The task:
Can you return, unchanged, everything from the start of the data down to and including the line that contains "cell-value-label: 0.00 bbox=[491, 208, 518, 222]"?

Extracted material:
________________________
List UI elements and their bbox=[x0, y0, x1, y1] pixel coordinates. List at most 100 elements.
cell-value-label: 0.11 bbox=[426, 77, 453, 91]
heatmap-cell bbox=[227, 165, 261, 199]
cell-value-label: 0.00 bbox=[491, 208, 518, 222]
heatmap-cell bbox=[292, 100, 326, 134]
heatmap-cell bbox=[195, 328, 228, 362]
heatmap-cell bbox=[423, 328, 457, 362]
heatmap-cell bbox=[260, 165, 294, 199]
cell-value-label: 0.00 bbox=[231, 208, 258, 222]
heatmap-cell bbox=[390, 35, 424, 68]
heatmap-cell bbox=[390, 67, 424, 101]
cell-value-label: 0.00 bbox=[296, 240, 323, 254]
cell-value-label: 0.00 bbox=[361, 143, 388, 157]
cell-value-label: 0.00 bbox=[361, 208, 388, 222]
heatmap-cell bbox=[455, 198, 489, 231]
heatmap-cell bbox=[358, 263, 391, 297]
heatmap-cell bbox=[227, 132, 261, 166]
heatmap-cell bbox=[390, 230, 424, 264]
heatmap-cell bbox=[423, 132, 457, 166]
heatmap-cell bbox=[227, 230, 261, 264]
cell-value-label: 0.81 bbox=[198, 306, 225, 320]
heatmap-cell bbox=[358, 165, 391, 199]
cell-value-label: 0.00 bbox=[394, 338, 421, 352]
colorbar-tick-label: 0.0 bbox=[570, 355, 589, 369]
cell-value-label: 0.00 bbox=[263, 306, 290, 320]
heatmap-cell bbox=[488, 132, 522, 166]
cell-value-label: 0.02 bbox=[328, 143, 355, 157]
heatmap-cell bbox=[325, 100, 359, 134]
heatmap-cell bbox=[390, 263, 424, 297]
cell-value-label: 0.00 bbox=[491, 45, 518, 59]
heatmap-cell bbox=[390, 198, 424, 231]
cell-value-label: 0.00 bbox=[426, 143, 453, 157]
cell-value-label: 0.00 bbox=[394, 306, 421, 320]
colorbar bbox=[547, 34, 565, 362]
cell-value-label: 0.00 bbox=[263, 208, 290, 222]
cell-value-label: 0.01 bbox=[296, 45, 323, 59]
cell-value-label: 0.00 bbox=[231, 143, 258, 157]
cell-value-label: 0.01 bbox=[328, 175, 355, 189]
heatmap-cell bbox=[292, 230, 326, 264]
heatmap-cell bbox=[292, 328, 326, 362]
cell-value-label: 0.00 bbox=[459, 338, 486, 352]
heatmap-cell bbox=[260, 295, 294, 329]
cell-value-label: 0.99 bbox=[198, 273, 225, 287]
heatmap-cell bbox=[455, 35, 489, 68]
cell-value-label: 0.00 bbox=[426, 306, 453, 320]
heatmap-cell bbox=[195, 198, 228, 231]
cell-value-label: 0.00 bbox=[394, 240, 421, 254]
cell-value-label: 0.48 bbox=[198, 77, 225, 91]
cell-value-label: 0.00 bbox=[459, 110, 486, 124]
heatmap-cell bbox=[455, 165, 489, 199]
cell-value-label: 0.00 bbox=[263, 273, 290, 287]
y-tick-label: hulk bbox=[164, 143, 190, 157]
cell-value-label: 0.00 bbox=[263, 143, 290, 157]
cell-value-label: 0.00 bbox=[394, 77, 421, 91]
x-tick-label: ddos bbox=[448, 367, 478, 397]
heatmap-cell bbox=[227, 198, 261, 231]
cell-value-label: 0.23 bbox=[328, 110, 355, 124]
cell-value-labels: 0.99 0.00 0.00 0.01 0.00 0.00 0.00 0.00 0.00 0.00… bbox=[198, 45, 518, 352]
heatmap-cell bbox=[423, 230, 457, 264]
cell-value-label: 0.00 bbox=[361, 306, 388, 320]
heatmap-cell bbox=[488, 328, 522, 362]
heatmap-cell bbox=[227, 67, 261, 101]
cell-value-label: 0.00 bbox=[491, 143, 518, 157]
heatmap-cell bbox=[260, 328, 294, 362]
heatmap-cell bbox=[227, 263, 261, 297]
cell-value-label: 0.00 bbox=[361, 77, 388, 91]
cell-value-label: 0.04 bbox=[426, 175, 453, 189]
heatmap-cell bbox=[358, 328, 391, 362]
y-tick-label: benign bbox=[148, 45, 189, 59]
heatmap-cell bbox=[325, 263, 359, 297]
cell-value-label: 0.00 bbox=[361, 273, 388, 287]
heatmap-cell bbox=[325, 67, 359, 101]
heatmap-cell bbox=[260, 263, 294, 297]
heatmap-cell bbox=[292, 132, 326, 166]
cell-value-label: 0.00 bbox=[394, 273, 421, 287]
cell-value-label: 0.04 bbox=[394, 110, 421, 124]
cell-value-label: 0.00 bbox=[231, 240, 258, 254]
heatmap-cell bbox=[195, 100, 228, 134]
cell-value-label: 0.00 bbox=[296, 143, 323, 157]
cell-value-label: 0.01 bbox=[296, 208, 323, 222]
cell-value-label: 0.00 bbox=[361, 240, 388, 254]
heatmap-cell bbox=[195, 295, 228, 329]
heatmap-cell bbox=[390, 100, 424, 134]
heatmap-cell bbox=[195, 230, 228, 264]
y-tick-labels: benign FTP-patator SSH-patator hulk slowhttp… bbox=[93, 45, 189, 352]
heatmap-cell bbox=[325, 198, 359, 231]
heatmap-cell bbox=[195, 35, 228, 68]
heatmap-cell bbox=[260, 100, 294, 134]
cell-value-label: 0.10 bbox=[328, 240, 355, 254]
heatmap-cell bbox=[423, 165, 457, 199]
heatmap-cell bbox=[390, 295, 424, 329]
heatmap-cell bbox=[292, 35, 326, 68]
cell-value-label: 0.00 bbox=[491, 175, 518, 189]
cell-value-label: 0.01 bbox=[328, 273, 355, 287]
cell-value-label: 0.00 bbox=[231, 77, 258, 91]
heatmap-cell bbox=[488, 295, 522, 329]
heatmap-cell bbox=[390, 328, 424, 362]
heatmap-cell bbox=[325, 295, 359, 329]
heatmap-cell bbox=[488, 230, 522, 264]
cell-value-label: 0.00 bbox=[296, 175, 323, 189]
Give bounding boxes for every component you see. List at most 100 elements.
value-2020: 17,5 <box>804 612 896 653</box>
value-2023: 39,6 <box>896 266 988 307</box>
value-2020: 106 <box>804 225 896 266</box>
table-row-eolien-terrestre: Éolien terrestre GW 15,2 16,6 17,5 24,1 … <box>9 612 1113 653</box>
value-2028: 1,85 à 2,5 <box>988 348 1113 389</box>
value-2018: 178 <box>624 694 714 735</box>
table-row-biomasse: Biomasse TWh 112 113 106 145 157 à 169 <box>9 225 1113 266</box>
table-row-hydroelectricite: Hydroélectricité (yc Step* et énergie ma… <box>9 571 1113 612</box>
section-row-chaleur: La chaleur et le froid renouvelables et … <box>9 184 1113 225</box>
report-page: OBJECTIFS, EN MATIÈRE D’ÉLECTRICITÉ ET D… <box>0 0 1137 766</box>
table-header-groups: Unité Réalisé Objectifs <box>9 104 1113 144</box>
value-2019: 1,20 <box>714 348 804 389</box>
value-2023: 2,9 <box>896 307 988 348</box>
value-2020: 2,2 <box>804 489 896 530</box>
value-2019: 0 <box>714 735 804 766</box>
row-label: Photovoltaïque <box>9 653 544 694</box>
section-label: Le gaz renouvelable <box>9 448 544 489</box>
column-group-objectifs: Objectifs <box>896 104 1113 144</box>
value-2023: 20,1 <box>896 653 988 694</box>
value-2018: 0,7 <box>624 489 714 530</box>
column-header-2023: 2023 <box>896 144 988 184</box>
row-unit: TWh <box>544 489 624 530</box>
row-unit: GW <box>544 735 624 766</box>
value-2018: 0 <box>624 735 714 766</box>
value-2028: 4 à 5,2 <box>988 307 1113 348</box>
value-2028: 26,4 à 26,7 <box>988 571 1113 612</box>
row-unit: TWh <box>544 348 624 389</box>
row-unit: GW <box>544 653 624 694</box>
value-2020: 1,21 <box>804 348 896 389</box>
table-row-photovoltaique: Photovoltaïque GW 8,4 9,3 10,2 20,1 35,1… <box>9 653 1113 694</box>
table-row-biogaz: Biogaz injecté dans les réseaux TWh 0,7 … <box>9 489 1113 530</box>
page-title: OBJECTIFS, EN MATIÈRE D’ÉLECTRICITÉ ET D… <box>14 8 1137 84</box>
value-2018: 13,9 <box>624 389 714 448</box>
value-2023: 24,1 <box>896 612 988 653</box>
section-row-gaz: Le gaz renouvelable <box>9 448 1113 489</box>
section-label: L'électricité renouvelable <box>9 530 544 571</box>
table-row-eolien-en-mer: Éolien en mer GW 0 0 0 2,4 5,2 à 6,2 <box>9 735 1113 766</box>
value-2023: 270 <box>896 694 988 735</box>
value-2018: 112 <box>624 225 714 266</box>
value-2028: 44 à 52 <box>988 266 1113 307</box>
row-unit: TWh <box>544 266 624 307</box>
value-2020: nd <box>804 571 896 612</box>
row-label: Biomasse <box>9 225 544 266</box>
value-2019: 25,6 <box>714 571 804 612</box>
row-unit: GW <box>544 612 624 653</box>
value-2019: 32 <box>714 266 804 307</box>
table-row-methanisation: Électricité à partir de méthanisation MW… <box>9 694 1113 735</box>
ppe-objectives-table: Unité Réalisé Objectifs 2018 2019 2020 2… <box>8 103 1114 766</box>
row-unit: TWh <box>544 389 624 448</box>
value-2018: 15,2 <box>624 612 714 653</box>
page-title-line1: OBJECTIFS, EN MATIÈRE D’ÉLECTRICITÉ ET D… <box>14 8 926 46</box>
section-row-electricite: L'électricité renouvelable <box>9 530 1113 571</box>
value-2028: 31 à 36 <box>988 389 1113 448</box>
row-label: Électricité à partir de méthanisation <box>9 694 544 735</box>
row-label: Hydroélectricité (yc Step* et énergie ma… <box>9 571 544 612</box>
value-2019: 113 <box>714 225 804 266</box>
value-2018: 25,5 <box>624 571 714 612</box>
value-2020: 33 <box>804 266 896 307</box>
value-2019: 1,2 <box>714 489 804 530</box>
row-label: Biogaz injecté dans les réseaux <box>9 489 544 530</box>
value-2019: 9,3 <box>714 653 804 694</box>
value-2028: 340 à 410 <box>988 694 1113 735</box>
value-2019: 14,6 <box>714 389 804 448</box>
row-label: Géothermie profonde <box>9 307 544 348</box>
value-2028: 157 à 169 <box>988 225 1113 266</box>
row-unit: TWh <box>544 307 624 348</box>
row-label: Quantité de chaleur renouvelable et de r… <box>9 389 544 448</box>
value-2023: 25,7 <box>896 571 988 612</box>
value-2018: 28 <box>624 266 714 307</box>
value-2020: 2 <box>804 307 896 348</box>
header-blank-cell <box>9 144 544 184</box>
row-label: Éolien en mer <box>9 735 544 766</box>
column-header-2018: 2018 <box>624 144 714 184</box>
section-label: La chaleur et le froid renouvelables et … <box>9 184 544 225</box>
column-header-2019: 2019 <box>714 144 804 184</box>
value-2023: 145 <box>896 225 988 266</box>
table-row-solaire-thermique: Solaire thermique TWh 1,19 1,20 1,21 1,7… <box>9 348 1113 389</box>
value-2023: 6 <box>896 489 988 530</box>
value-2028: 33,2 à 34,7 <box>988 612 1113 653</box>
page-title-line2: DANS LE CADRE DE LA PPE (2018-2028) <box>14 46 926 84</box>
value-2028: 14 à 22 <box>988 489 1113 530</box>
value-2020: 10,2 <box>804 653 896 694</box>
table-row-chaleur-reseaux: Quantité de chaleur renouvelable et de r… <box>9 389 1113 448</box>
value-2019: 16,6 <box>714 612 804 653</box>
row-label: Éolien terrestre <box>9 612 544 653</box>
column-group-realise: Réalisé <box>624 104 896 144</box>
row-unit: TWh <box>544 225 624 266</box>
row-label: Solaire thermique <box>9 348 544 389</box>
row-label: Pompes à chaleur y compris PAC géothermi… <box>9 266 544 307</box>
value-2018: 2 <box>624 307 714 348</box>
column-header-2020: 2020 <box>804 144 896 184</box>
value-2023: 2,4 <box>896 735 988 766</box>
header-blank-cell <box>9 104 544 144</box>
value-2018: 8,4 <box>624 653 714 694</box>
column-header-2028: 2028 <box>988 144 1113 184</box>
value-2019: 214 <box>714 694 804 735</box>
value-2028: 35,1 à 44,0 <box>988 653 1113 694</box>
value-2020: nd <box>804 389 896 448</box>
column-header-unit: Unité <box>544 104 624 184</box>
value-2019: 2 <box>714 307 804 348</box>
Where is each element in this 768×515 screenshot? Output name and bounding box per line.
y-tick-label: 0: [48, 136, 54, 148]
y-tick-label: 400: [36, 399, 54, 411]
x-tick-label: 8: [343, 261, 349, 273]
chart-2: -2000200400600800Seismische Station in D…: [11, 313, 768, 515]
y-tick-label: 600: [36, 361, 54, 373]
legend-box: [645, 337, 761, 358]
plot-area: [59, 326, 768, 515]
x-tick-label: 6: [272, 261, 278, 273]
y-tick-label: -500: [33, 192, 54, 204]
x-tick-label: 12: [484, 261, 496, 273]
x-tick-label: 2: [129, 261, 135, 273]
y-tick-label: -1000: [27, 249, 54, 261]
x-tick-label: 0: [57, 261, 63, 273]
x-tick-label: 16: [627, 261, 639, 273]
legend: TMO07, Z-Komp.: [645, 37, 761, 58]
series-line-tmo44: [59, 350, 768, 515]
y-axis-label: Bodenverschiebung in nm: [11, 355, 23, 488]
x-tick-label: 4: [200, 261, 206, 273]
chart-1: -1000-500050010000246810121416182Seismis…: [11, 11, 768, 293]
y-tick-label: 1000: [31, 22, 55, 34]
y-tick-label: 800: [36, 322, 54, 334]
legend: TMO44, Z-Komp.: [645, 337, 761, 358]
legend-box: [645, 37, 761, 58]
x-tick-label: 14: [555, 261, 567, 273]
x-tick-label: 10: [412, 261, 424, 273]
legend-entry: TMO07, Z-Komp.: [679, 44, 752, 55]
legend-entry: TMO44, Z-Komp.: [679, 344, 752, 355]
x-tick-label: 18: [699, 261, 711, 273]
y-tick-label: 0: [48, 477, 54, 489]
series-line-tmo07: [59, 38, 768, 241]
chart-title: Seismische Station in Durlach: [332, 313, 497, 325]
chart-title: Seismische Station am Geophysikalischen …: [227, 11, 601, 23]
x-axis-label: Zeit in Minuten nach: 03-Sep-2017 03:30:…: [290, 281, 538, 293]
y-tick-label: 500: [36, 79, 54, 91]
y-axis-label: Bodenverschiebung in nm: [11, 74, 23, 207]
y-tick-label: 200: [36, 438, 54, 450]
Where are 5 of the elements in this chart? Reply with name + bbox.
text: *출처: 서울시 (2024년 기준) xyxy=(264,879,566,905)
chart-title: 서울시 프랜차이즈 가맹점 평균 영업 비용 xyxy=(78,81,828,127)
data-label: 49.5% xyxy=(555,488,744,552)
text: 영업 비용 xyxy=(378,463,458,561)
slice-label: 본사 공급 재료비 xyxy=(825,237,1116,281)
________________________
Response:
List UI elements and their bbox=[x0, y0, x1, y1] pixel coordinates. List at most 100 elements.
cell-value-label: 0.11 bbox=[426, 77, 453, 91]
heatmap-cell bbox=[227, 165, 261, 199]
cell-value-label: 0.00 bbox=[491, 208, 518, 222]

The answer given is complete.